Check every line of the entries below for the word "JSON", and copy the ones that have it.

——

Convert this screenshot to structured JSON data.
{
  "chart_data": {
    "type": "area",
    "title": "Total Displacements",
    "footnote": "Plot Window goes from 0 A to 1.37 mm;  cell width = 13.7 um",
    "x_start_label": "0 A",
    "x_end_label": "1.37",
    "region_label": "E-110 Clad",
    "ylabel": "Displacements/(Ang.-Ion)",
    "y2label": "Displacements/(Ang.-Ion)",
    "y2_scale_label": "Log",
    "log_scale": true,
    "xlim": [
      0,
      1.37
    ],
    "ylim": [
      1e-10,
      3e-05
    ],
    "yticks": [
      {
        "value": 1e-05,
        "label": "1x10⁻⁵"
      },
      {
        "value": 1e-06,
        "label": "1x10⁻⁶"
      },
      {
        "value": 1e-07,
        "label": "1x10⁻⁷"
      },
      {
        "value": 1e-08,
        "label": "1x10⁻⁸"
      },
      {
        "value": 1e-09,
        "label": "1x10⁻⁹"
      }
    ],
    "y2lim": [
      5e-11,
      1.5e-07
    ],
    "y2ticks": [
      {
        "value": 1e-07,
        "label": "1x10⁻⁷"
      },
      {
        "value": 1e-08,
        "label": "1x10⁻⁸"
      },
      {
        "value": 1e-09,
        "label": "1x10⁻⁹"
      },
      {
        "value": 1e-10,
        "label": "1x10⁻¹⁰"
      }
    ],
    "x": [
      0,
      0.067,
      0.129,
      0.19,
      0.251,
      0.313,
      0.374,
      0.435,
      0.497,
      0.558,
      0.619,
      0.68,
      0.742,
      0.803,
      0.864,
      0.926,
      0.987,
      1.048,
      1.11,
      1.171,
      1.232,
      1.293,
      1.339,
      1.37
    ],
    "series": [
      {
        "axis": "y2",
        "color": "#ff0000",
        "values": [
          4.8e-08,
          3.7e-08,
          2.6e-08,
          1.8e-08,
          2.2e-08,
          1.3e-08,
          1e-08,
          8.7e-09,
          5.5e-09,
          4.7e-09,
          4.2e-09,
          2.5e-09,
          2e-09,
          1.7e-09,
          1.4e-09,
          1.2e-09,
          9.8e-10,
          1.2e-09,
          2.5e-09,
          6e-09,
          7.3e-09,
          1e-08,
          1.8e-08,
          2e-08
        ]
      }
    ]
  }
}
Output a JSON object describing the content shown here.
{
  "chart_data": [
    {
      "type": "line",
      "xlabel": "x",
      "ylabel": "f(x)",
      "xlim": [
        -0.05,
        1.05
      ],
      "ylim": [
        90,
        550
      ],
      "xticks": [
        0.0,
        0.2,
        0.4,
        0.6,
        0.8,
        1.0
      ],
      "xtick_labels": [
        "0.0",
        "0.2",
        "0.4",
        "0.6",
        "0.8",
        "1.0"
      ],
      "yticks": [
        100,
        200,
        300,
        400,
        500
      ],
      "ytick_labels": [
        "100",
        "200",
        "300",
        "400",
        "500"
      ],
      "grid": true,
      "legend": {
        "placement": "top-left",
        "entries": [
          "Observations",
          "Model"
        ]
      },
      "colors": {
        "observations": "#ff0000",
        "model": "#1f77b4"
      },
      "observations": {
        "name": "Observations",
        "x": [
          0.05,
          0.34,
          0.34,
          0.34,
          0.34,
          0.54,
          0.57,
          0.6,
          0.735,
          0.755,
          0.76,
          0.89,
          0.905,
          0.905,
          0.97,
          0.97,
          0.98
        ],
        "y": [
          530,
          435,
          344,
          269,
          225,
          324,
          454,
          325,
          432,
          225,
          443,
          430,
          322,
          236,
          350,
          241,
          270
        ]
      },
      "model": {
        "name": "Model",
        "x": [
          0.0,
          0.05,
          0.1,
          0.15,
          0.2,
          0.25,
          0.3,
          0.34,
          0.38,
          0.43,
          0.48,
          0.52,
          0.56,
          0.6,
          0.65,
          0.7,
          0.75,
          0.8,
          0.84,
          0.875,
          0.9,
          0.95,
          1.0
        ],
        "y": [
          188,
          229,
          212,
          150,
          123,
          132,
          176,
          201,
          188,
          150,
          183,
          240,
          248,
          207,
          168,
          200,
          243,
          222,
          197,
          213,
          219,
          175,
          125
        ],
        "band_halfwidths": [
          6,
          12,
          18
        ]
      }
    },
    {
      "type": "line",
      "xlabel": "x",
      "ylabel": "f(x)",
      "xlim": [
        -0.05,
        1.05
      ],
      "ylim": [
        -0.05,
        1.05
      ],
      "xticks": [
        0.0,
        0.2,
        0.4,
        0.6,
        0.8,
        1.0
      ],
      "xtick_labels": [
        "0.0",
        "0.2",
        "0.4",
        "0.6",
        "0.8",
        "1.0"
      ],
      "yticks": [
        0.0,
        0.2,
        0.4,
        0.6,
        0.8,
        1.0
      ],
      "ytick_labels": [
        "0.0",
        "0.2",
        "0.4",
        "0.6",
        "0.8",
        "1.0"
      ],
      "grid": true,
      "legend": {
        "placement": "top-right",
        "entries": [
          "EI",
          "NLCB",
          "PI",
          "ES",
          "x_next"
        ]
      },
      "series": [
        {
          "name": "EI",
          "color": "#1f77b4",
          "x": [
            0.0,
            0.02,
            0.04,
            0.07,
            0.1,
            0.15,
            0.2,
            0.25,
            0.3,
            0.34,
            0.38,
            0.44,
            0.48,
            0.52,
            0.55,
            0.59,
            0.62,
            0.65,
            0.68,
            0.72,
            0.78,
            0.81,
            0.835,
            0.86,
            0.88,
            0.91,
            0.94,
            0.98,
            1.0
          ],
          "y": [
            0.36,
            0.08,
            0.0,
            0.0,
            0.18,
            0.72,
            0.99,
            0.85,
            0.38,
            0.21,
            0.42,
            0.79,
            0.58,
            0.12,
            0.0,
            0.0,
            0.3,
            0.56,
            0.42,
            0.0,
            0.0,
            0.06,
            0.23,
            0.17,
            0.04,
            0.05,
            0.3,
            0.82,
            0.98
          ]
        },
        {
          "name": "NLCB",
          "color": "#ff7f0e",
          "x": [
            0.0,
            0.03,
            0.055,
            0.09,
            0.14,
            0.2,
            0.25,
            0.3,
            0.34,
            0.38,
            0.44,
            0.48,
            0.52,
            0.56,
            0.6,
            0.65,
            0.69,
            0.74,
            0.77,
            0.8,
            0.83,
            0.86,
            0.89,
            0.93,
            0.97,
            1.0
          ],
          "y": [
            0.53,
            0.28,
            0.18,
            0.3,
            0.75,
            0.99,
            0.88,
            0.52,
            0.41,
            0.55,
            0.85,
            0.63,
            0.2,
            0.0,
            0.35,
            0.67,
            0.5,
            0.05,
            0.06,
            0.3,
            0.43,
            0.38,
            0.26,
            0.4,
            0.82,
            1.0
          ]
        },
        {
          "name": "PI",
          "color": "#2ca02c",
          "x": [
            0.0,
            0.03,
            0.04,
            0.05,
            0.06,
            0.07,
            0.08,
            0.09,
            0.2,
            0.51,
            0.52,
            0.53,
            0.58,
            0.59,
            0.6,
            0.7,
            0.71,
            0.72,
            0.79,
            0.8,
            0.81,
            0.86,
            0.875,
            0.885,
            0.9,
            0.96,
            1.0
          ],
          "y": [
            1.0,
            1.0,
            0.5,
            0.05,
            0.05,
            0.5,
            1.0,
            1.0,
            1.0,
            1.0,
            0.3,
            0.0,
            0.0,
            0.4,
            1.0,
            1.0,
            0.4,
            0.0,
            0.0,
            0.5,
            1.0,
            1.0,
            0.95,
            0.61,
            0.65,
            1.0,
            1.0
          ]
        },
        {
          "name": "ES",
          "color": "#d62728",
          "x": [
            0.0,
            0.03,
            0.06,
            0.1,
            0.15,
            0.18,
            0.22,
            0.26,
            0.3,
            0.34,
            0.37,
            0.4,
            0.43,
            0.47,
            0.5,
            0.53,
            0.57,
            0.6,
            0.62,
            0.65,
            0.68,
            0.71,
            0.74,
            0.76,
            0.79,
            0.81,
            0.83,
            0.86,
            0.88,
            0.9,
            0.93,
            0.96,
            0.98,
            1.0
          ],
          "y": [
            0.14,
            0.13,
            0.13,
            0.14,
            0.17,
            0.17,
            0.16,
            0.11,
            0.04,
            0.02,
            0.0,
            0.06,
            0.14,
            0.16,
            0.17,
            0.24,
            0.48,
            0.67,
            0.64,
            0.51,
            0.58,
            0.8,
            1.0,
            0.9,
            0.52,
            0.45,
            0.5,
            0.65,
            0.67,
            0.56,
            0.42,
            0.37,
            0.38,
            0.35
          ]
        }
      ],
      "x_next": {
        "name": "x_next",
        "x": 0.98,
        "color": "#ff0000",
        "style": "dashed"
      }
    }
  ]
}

——

■ Reply to the task
Convert this screenshot to structured JSON data.
Output a JSON object describing the content shown here.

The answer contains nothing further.